(Figure record listings)

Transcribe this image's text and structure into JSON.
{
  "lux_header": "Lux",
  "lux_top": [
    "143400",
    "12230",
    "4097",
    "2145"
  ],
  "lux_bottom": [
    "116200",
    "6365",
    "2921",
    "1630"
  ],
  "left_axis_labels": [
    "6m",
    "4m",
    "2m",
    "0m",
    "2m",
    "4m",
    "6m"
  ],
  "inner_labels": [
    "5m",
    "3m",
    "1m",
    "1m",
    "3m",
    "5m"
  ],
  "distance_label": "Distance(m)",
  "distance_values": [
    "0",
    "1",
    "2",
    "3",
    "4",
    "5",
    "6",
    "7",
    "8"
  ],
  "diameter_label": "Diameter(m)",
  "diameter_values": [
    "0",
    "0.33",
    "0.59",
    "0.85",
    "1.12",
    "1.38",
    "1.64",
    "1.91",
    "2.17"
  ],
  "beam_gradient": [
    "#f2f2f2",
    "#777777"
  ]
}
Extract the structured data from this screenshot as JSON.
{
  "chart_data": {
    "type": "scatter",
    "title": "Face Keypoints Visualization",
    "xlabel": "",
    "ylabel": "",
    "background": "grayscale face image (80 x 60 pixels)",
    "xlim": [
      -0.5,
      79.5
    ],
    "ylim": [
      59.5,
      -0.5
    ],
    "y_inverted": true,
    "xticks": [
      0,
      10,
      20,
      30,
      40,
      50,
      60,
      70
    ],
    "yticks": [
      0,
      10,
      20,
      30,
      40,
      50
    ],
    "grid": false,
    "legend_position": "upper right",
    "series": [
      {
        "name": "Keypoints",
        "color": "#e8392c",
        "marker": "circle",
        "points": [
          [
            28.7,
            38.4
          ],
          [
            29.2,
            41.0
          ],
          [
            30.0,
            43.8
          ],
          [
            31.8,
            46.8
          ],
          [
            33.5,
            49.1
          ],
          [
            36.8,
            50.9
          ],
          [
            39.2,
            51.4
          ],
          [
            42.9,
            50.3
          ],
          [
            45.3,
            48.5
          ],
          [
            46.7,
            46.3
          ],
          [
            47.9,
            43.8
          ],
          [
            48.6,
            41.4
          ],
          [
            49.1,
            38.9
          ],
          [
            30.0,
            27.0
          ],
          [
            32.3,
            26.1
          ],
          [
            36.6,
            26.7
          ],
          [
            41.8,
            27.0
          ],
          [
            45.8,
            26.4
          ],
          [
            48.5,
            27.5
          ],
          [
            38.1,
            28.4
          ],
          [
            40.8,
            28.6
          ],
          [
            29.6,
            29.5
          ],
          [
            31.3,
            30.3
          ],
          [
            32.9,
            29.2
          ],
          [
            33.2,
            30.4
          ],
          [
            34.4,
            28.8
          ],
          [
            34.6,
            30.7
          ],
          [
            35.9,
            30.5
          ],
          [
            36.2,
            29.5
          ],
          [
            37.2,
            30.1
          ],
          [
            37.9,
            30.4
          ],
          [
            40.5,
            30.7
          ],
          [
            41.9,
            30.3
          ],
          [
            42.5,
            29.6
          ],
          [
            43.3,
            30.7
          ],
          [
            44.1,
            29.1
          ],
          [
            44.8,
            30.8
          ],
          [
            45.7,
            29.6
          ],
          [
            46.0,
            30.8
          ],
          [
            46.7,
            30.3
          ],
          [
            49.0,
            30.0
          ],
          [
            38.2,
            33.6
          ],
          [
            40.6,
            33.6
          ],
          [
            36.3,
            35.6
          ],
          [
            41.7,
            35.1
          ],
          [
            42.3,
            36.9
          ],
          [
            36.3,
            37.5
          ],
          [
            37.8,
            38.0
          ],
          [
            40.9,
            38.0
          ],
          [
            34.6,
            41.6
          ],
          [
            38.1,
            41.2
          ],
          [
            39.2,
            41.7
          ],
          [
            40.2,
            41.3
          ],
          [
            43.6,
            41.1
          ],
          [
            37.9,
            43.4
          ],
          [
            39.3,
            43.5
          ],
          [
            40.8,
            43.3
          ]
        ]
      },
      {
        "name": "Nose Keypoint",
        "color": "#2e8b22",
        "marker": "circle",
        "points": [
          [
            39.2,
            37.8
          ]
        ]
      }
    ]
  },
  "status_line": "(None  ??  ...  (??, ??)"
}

--

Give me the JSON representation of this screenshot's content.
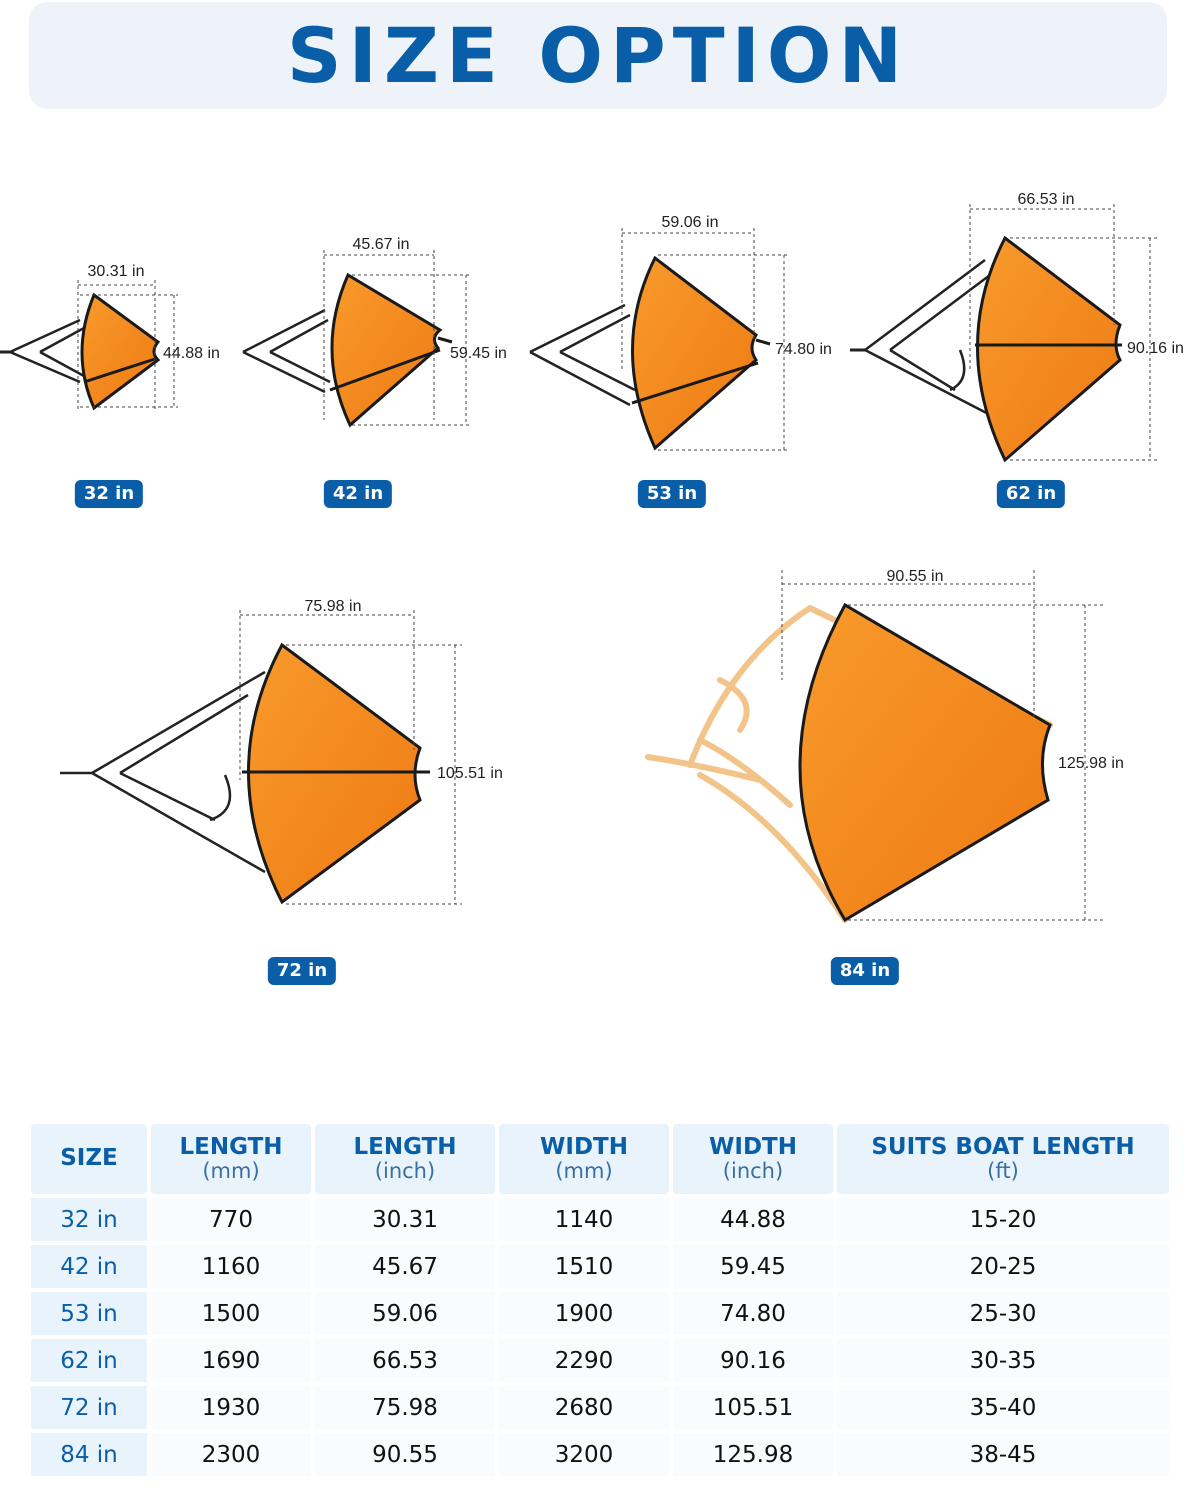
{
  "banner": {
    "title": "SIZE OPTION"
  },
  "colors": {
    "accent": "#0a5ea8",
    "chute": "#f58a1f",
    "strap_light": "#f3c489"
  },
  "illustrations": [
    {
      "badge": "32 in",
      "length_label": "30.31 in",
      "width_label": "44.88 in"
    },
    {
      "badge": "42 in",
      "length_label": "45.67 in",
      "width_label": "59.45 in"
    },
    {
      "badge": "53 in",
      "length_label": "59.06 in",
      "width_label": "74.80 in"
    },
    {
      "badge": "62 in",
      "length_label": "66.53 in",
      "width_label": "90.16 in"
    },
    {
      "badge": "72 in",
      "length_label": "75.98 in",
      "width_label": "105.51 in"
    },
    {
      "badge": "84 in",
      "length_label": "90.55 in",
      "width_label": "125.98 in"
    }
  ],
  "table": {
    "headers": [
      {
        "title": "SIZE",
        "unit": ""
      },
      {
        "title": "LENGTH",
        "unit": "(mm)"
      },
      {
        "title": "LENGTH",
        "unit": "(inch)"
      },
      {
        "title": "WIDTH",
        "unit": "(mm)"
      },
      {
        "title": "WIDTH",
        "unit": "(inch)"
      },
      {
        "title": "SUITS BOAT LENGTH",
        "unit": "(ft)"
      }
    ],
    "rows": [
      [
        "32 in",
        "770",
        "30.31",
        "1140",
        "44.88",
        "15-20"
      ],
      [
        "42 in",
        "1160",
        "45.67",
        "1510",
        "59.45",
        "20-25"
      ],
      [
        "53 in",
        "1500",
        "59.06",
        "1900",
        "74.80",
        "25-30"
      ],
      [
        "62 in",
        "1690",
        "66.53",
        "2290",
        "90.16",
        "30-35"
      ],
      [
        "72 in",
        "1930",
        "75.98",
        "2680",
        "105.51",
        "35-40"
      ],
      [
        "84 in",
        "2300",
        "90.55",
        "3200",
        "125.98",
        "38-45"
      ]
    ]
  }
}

§ **What you are asked to do**:
Out of the records, collect only those lines that contain the string "title".

§ **Task response**:
    "title": "Face Keypoints Visualization",
    "title": "SIZE OPTION"
        "title": "SIZE",
        "title": "LENGTH",
        "title": "LENGTH",
        "title": "WIDTH",
        "title": "WIDTH",
        "title": "SUITS BOAT LENGTH",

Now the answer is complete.